____ Records
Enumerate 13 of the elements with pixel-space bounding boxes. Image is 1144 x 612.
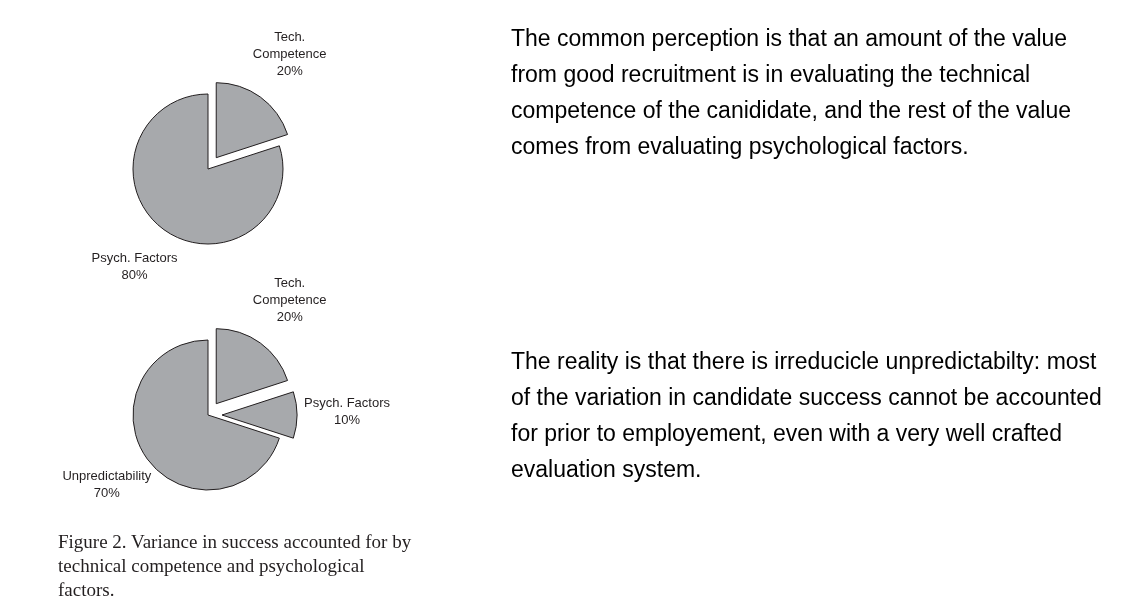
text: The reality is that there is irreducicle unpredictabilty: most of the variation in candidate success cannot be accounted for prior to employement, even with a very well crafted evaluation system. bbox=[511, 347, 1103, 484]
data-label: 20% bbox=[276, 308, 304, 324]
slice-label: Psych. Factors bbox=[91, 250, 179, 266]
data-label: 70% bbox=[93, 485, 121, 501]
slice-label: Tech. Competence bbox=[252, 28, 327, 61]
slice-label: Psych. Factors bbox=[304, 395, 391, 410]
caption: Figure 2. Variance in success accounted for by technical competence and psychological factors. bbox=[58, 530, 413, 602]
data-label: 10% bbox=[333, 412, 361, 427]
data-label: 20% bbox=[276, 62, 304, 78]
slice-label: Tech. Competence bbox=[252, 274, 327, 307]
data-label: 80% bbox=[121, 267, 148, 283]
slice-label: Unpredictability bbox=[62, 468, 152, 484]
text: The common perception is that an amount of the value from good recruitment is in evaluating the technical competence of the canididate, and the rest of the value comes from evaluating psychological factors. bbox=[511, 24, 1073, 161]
________
____ Records
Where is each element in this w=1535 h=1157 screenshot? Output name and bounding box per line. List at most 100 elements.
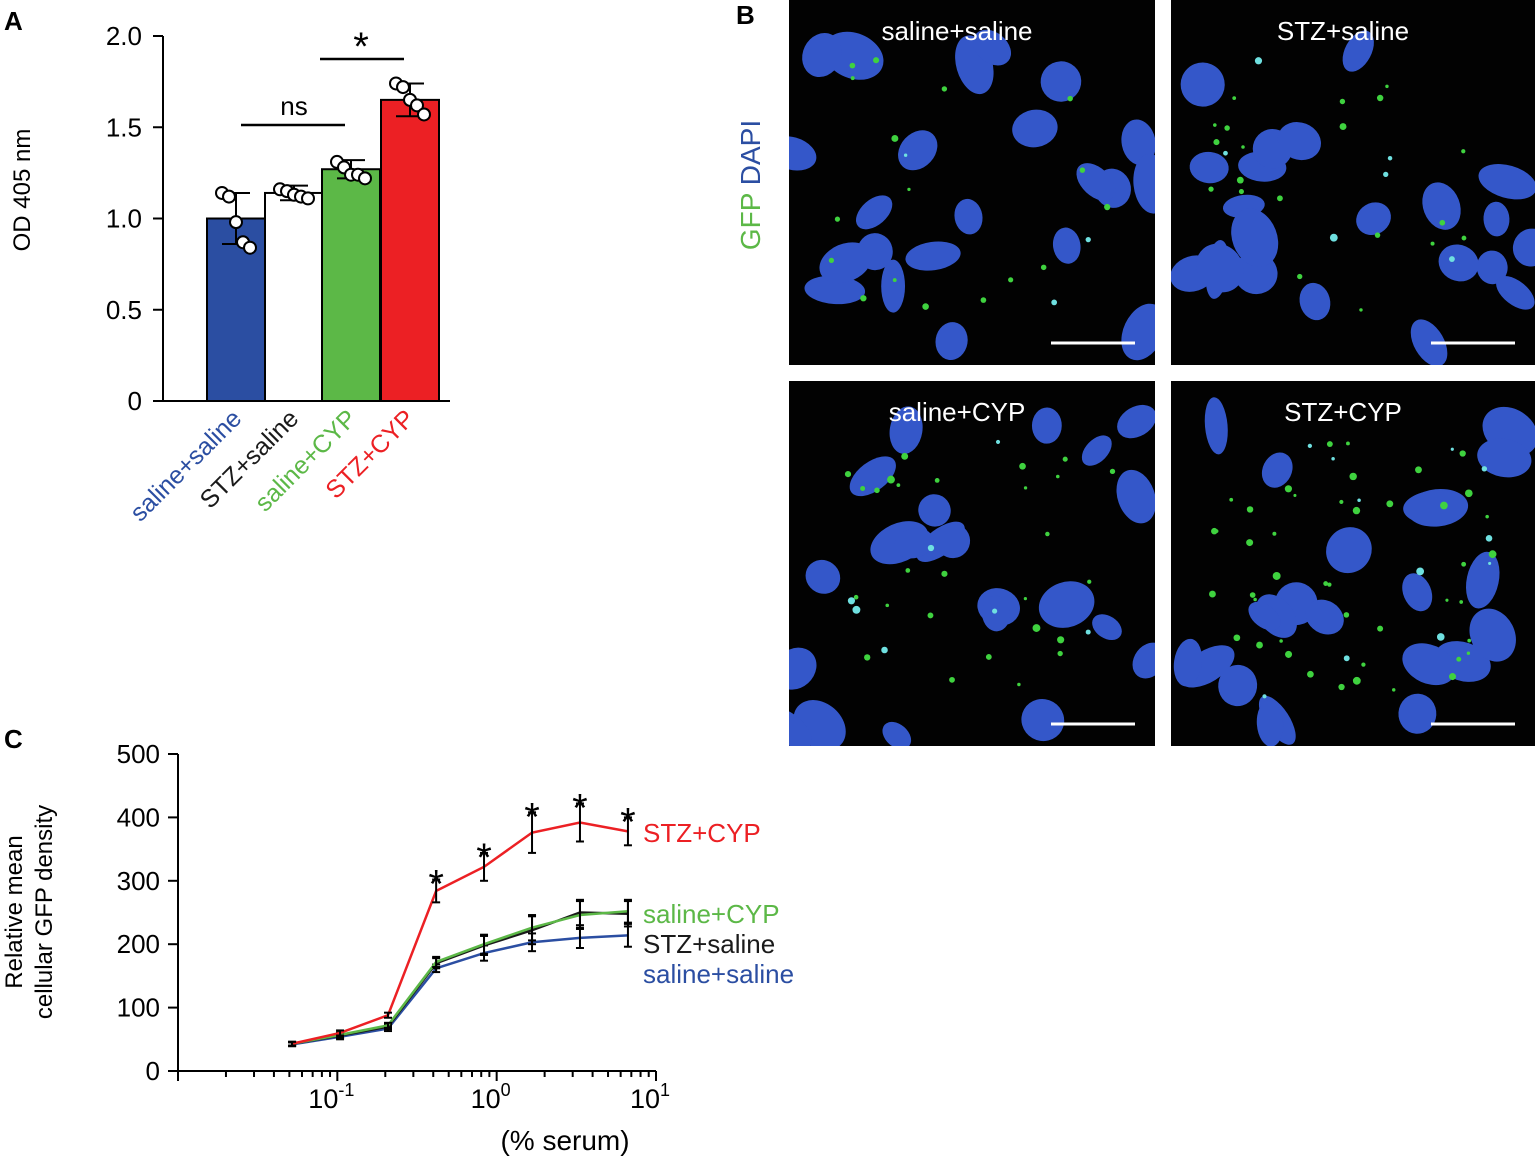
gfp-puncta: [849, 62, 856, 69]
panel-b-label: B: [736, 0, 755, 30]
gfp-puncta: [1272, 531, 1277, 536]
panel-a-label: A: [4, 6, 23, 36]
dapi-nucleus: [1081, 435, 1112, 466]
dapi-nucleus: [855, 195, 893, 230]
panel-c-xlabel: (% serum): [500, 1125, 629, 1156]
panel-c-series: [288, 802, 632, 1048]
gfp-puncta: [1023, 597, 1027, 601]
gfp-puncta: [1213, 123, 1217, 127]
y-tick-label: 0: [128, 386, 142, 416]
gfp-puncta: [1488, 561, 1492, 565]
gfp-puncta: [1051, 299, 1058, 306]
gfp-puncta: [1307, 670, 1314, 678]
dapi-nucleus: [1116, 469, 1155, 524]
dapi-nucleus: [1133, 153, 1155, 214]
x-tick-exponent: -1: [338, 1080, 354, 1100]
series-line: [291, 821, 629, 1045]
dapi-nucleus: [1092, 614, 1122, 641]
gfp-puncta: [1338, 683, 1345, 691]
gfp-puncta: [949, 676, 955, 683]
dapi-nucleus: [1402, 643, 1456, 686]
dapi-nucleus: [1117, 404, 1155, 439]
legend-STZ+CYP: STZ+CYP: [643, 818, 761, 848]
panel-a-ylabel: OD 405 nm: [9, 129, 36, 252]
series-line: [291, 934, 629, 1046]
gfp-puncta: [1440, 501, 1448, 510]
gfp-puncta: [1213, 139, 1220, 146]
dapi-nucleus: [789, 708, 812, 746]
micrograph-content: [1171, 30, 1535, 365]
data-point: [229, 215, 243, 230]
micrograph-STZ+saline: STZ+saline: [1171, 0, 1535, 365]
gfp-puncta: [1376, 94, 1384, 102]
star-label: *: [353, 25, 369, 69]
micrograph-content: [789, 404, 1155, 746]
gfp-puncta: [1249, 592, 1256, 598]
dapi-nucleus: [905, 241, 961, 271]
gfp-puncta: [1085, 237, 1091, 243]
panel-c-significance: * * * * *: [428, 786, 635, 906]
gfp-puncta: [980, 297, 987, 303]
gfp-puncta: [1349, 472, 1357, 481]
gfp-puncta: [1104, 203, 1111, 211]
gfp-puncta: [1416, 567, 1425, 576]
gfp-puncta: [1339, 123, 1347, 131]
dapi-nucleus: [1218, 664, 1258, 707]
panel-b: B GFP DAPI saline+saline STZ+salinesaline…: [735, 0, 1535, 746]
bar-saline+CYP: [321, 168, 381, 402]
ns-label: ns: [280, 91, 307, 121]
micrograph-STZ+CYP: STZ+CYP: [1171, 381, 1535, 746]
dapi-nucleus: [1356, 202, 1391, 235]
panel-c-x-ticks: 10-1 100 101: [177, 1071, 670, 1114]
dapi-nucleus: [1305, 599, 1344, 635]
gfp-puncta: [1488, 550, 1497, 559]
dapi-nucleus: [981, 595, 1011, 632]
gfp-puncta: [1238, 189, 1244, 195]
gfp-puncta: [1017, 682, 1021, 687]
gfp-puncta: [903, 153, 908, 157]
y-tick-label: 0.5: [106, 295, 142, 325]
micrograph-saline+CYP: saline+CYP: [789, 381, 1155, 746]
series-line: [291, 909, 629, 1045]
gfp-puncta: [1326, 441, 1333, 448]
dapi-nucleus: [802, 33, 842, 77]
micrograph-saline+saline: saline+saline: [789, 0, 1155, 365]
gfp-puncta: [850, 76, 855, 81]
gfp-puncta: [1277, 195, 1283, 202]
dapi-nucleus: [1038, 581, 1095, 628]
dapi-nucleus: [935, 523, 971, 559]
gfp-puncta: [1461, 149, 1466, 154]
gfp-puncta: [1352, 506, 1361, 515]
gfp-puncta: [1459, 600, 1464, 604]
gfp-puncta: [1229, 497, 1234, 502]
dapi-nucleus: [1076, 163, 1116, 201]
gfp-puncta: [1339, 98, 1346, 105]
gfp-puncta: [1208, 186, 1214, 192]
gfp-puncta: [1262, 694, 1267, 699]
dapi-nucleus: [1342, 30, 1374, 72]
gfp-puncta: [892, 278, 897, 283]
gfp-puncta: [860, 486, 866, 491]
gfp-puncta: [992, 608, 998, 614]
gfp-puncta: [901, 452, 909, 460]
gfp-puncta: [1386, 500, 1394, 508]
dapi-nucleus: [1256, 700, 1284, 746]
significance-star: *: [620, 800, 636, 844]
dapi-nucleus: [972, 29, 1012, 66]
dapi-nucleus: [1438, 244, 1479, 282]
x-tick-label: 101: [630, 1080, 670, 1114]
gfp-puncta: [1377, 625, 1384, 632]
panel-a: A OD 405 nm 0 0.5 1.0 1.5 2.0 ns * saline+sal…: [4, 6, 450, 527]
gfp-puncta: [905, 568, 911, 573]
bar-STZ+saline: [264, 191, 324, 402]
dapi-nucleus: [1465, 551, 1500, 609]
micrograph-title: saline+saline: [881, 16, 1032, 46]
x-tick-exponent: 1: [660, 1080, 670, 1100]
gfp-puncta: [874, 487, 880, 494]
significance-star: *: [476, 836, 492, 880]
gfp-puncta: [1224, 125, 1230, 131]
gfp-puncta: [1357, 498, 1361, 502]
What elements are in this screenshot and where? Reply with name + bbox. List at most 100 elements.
________
____ Records
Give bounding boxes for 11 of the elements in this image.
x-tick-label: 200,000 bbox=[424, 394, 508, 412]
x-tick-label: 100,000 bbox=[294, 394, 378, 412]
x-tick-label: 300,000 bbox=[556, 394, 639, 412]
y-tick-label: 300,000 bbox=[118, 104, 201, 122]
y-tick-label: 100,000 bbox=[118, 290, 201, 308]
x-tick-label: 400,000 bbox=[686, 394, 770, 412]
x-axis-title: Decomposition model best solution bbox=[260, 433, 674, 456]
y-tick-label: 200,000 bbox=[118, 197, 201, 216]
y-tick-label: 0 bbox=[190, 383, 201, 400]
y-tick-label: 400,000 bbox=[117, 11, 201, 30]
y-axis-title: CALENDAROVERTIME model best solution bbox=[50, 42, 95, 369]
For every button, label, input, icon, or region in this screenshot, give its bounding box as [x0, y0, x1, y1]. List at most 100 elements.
________
What you have to do => Please print, word for word, the lines of the data above, starting at the line containing "Give bounding boxes" and ending at the line containing "y-tick-label: 300,000 bbox=[118, 104, 201, 122]", with both of those lines included.

Exercise solution =>
Give bounding boxes for 11 of the elements in this image.
x-tick-label: 200,000 bbox=[424, 394, 508, 412]
x-tick-label: 100,000 bbox=[294, 394, 378, 412]
x-tick-label: 300,000 bbox=[556, 394, 639, 412]
y-tick-label: 300,000 bbox=[118, 104, 201, 122]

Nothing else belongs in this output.